[Data entries]
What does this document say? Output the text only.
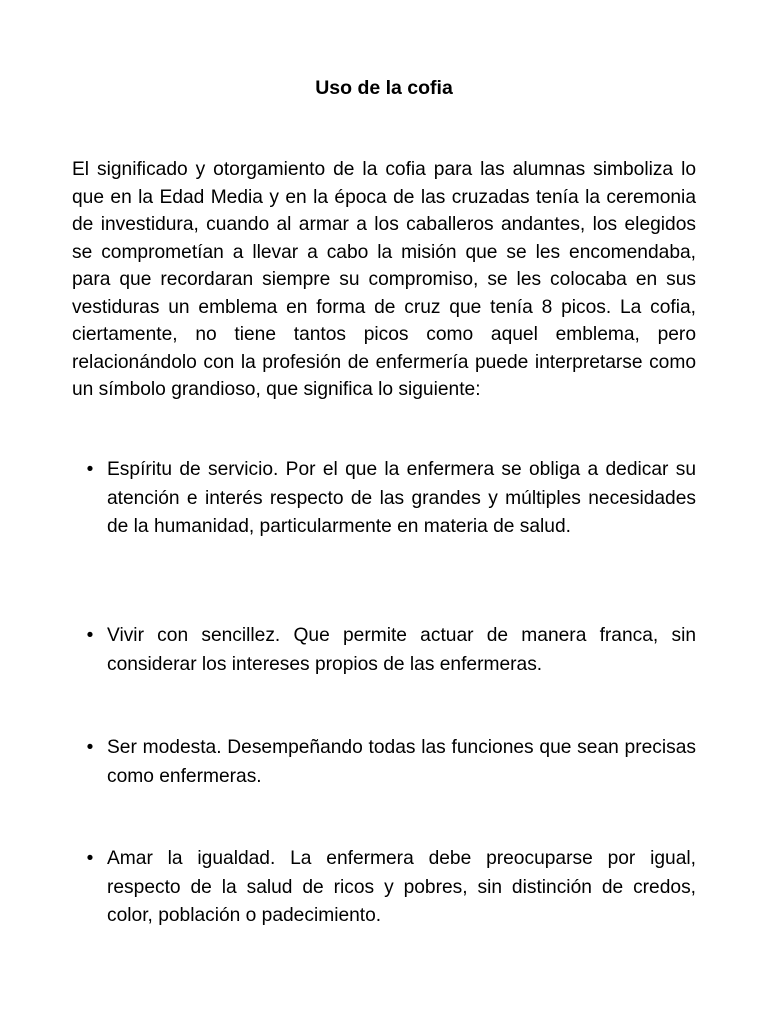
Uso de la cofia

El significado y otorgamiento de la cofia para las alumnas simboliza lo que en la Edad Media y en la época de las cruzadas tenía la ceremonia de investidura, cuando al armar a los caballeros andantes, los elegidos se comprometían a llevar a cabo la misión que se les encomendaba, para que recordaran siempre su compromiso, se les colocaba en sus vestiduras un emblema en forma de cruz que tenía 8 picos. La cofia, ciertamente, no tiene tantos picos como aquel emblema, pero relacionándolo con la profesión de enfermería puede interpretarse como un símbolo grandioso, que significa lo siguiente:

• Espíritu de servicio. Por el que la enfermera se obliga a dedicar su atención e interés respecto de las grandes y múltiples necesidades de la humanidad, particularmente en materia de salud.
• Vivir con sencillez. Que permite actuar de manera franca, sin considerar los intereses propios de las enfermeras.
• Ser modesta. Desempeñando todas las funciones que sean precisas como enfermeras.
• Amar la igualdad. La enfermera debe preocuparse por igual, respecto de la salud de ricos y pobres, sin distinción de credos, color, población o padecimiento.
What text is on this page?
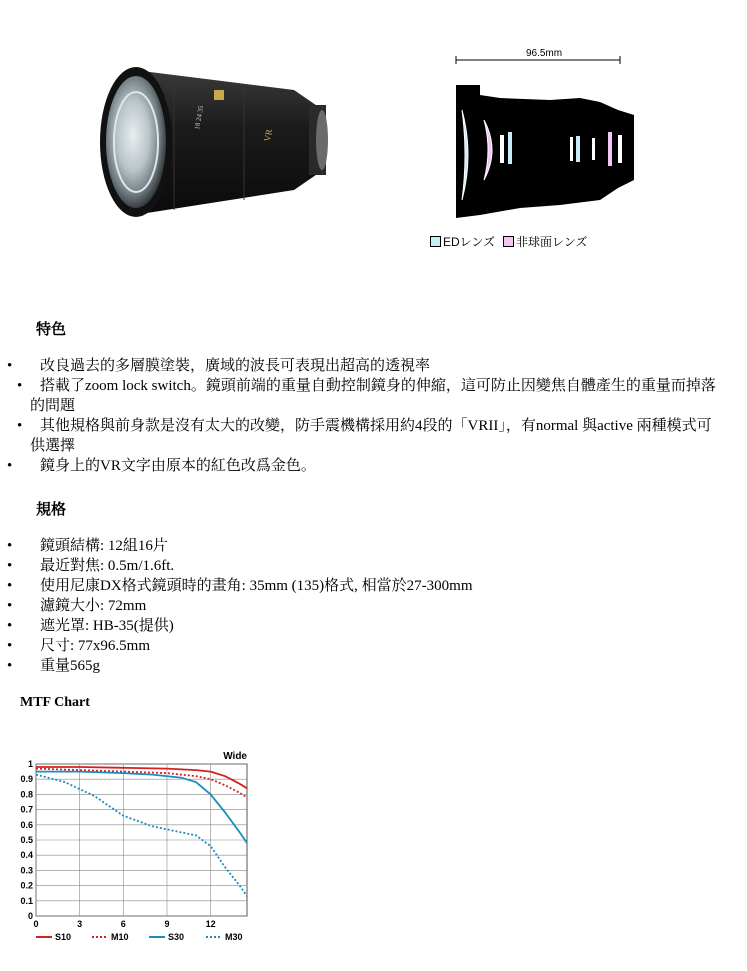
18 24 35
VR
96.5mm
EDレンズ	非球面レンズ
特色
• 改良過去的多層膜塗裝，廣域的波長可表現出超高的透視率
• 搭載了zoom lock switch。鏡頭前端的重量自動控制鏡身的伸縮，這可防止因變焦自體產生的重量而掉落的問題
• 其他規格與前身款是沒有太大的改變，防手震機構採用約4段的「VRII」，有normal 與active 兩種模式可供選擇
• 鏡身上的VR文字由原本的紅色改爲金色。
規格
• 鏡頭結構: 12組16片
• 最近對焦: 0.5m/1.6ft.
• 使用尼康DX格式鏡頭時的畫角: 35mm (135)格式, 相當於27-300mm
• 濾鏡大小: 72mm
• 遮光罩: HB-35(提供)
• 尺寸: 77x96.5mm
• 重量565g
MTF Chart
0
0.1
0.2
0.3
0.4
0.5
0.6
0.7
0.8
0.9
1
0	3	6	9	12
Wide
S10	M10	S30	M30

> [SHORT PROBLEM]:
Can you repeat every record above exactly, apart from the pictures?

> [TASK RESPONSE]:
What does this document say? Output the text only.
Uso de la cofia

El significado y otorgamiento de la cofia para las alumnas simboliza lo que en la Edad Media y en la época de las cruzadas tenía la ceremonia de investidura, cuando al armar a los caballeros andantes, los elegidos se comprometían a llevar a cabo la misión que se les encomendaba, para que recordaran siempre su compromiso, se les colocaba en sus vestiduras un emblema en forma de cruz que tenía 8 picos. La cofia, ciertamente, no tiene tantos picos como aquel emblema, pero relacionándolo con la profesión de enfermería puede interpretarse como un símbolo grandioso, que significa lo siguiente:

• Espíritu de servicio. Por el que la enfermera se obliga a dedicar su atención e interés respecto de las grandes y múltiples necesidades de la humanidad, particularmente en materia de salud.
• Vivir con sencillez. Que permite actuar de manera franca, sin considerar los intereses propios de las enfermeras.
• Ser modesta. Desempeñando todas las funciones que sean precisas como enfermeras.
• Amar la igualdad. La enfermera debe preocuparse por igual, respecto de la salud de ricos y pobres, sin distinción de credos, color, población o padecimiento.
What text is on this page?
18 24 35
VR
96.5mm
EDレンズ	非球面レンズ
特色
• 改良過去的多層膜塗裝，廣域的波長可表現出超高的透視率
• 搭載了zoom lock switch。鏡頭前端的重量自動控制鏡身的伸縮，這可防止因變焦自體產生的重量而掉落的問題
• 其他規格與前身款是沒有太大的改變，防手震機構採用約4段的「VRII」，有normal 與active 兩種模式可供選擇
• 鏡身上的VR文字由原本的紅色改爲金色。
規格
• 鏡頭結構: 12組16片
• 最近對焦: 0.5m/1.6ft.
• 使用尼康DX格式鏡頭時的畫角: 35mm (135)格式, 相當於27-300mm
• 濾鏡大小: 72mm
• 遮光罩: HB-35(提供)
• 尺寸: 77x96.5mm
• 重量565g
MTF Chart
0
0.1
0.2
0.3
0.4
0.5
0.6
0.7
0.8
0.9
1
0	3	6	9	12
Wide
S10	M10	S30	M30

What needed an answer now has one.